• Set problem A:
In the composer thread, which feature of Liszt's music does Bettina want to change?

• Excerpt to read:
* * * * *
# If you could change just one thing about any composer's style...



## Bettina (Sep 29, 2016)

All of us probably dislike certain things about every composer, even our favorite composers. Maybe you love Beethoven but you think his endings are too long. Or you might be crazy about Mozart but his trills sometimes annoy you. 

This is your chance to change that situation! Imagine that you have the power to change one feature of any composer's music, to make his or her pieces more enjoyable to you. What composer would you choose, and what feature would you decide to change? 

I would choose Liszt. I wish he would stop interrupting his beautiful melodies with so many piano cadenzas. In many of his pieces, a lovely melody begins to play--and then it is cut off a few notes later by a bunch of fast scales. I would like to eradicate that feature from his music. My "new and improved" Liszt would allow each melody to continue for several minutes.

Now it's your turn. What aspect of your favorite (or not-so-favorite) composer bugs you the most? Here's an opportunity to get rid of that annoying aspect!


----------



## SixFootScowl (Oct 17, 2011)

Well, this is probably not what you are looking for, but I would say that if we could have taken the drink out of Mussorgsky, we would have gotten quite a lot more finished works and maybe his "friends" would not have reworked some of them.
* * * * *
• Collection entries:
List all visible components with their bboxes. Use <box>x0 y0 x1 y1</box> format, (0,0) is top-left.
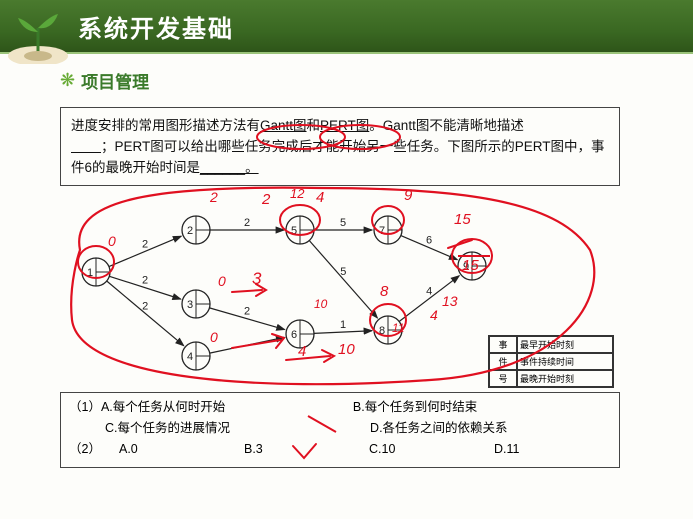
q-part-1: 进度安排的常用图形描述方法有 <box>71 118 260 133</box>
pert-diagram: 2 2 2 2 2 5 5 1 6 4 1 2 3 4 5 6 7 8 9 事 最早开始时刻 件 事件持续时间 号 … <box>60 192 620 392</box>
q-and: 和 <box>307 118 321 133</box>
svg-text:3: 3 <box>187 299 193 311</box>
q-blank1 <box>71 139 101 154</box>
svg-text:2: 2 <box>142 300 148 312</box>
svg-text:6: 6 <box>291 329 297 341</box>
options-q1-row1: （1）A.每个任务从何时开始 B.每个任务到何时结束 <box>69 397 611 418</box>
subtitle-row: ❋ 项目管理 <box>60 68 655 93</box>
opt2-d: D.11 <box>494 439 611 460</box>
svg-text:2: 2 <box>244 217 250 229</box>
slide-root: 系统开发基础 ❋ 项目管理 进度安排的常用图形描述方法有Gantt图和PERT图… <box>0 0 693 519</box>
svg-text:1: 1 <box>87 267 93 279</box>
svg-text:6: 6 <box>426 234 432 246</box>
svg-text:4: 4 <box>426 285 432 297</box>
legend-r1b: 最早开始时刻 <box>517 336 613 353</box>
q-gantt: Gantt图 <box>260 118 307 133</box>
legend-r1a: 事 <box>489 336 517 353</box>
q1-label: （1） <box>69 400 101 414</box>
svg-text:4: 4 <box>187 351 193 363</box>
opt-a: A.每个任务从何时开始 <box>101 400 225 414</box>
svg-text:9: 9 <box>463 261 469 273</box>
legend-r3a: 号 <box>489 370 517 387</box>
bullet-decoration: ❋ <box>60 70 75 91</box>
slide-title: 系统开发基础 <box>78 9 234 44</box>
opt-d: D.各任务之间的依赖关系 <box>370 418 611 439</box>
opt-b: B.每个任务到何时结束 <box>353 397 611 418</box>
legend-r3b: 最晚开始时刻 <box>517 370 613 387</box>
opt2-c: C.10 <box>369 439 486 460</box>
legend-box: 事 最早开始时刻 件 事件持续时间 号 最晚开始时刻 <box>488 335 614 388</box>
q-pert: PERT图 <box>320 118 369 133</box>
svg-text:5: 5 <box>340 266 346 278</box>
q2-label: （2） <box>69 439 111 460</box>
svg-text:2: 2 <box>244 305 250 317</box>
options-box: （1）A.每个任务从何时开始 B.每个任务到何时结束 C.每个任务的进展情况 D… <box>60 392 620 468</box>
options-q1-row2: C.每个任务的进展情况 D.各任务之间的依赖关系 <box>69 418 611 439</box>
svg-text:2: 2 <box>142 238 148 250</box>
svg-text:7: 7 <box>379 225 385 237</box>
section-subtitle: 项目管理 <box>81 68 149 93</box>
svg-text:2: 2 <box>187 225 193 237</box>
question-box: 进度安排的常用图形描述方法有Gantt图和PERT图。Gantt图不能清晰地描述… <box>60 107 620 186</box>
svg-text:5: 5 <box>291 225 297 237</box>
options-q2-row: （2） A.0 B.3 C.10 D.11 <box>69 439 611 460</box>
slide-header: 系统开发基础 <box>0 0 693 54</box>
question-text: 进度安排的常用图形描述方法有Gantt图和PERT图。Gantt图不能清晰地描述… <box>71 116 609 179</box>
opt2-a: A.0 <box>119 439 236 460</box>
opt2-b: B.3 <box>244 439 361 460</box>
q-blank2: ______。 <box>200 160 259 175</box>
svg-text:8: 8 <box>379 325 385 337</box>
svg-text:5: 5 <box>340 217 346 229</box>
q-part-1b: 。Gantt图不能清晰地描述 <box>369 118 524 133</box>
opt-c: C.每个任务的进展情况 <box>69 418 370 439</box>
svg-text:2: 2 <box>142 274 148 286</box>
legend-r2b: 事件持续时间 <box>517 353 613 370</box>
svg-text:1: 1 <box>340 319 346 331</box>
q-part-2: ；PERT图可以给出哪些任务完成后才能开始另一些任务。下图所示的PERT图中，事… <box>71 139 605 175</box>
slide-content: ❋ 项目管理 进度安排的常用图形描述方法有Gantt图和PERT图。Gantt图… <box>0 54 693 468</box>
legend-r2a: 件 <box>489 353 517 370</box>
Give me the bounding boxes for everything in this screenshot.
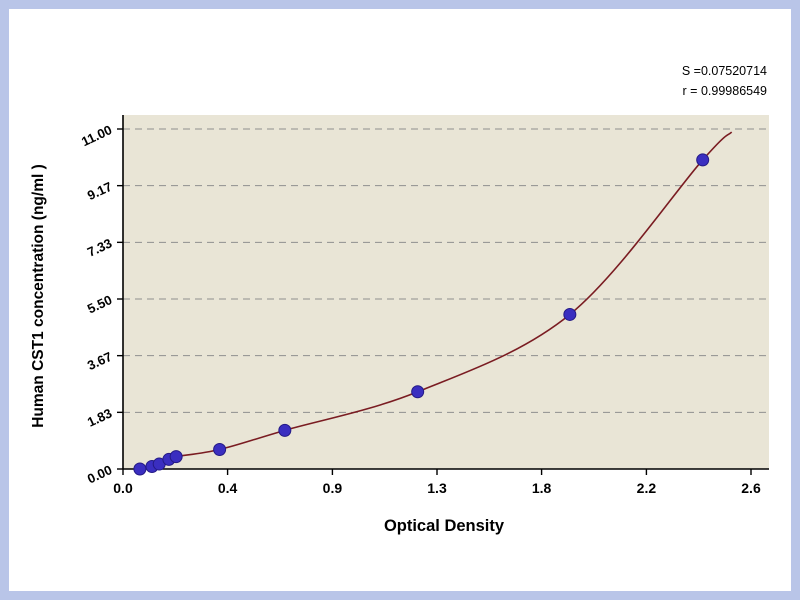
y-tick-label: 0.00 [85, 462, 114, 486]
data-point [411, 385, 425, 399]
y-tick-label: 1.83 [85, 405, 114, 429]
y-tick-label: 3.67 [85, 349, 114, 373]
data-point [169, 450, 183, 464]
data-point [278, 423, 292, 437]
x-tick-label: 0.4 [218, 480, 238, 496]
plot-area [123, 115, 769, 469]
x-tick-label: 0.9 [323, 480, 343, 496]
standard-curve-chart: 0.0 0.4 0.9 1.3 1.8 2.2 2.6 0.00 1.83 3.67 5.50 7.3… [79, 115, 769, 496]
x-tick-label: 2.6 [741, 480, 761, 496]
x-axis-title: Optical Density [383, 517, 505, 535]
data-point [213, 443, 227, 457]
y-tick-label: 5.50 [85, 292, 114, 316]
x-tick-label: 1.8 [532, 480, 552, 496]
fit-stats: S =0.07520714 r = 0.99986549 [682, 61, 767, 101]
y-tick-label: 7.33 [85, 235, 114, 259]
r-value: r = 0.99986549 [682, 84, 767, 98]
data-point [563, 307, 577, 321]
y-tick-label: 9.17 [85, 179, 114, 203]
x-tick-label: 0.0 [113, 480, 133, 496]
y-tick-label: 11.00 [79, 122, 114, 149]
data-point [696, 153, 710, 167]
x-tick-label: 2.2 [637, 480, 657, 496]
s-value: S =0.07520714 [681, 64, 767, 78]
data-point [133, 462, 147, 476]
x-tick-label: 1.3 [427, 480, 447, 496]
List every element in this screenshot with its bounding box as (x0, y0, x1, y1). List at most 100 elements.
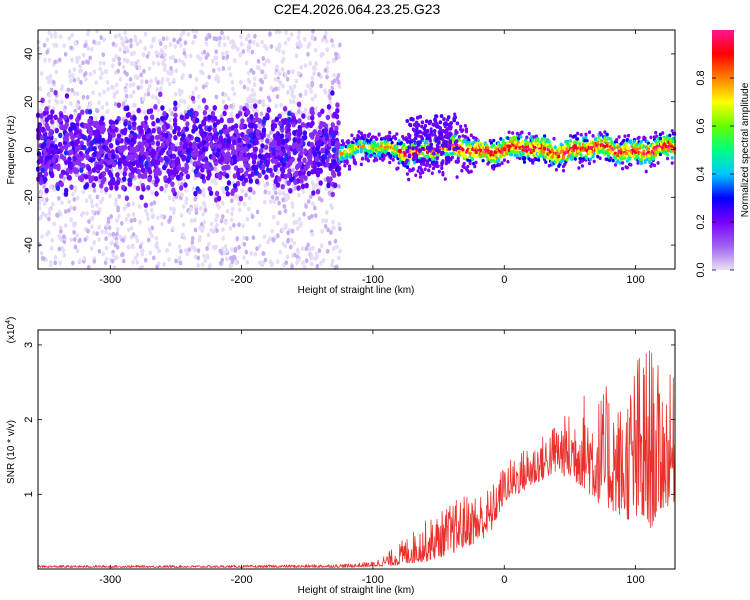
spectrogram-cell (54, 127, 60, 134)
* * * * *
• Set problem B:
Convert the collection entries into a numbered list, starting at the line that contains "q-part-1: 进度安排的常用图形描述方法有 <box>71" and ending after the line that contains "svg-text:2: 2 <box>142 238 148 250</box>". Leave out blank lines.

• Written answer A:
She wants him to stop interrupting his melodies with so many piano cadenzas.

• Written answer B:
1. q-part-1: 进度安排的常用图形描述方法有 <box>71 118 260 133</box>
2. pert-diagram: 2 2 2 2 2 5 5 1 6 4 1 2 3 4 5 6 7 8 9 事 最早开始时刻 件 事件持续时间 号 … <box>60 192 620 392</box>
3. q-and: 和 <box>307 118 321 133</box>
4. svg-text:3: 3 <box>187 299 193 311</box>
5. q-blank1 <box>71 139 101 154</box>
6. svg-text:2: 2 <box>142 300 148 312</box>
7. svg-text:6: 6 <box>291 329 297 341</box>
8. options-q1-row1: （1）A.每个任务从何时开始 B.每个任务到何时结束 <box>69 397 611 418</box>
9. subtitle-row: ❋ 项目管理 <box>60 68 655 93</box>
10. opt2-d: D.11 <box>494 439 611 460</box>
11. svg-text:2: 2 <box>244 217 250 229</box>
12. slide-root: 系统开发基础 ❋ 项目管理 进度安排的常用图形描述方法有Gantt图和PERT图… <box>0 0 693 519</box>
13. svg-text:1: 1 <box>87 267 93 279</box>
14. svg-text:6: 6 <box>426 234 432 246</box>
15. svg-text:4: 4 <box>426 285 432 297</box>
16. legend-r1b: 最早开始时刻 <box>517 336 613 353</box>
17. q-gantt: Gantt图 <box>260 118 307 133</box>
18. legend-r1a: 事 <box>489 336 517 353</box>
19. q1-label: （1） <box>69 400 101 414</box>
20. svg-text:4: 4 <box>187 351 193 363</box>
21. opt-a: A.每个任务从何时开始 <box>101 400 225 414</box>
22. svg-text:9: 9 <box>463 261 469 273</box>
23. legend-r3a: 号 <box>489 370 517 387</box>
24. bullet-decoration: ❋ <box>60 70 75 91</box>
25. slide-title: 系统开发基础 <box>78 9 234 44</box>
26. opt-d: D.各任务之间的依赖关系 <box>370 418 611 439</box>
27. opt-b: B.每个任务到何时结束 <box>353 397 611 418</box>
28. legend-r3b: 最晚开始时刻 <box>517 370 613 387</box>
29. opt2-c: C.10 <box>369 439 486 460</box>
30. legend-box: 事 最早开始时刻 件 事件持续时间 号 最晚开始时刻 <box>488 335 614 388</box>
31. q-pert: PERT图 <box>320 118 369 133</box>
32. svg-text:5: 5 <box>340 266 346 278</box>
33. q2-label: （2） <box>69 439 111 460</box>
34. svg-text:2: 2 <box>244 305 250 317</box>
35. options-box: （1）A.每个任务从何时开始 B.每个任务到何时结束 C.每个任务的进展情况 D… <box>60 392 620 468</box>
36. options-q1-row2: C.每个任务的进展情况 D.各任务之间的依赖关系 <box>69 418 611 439</box>
37. svg-text:2: 2 <box>142 238 148 250</box>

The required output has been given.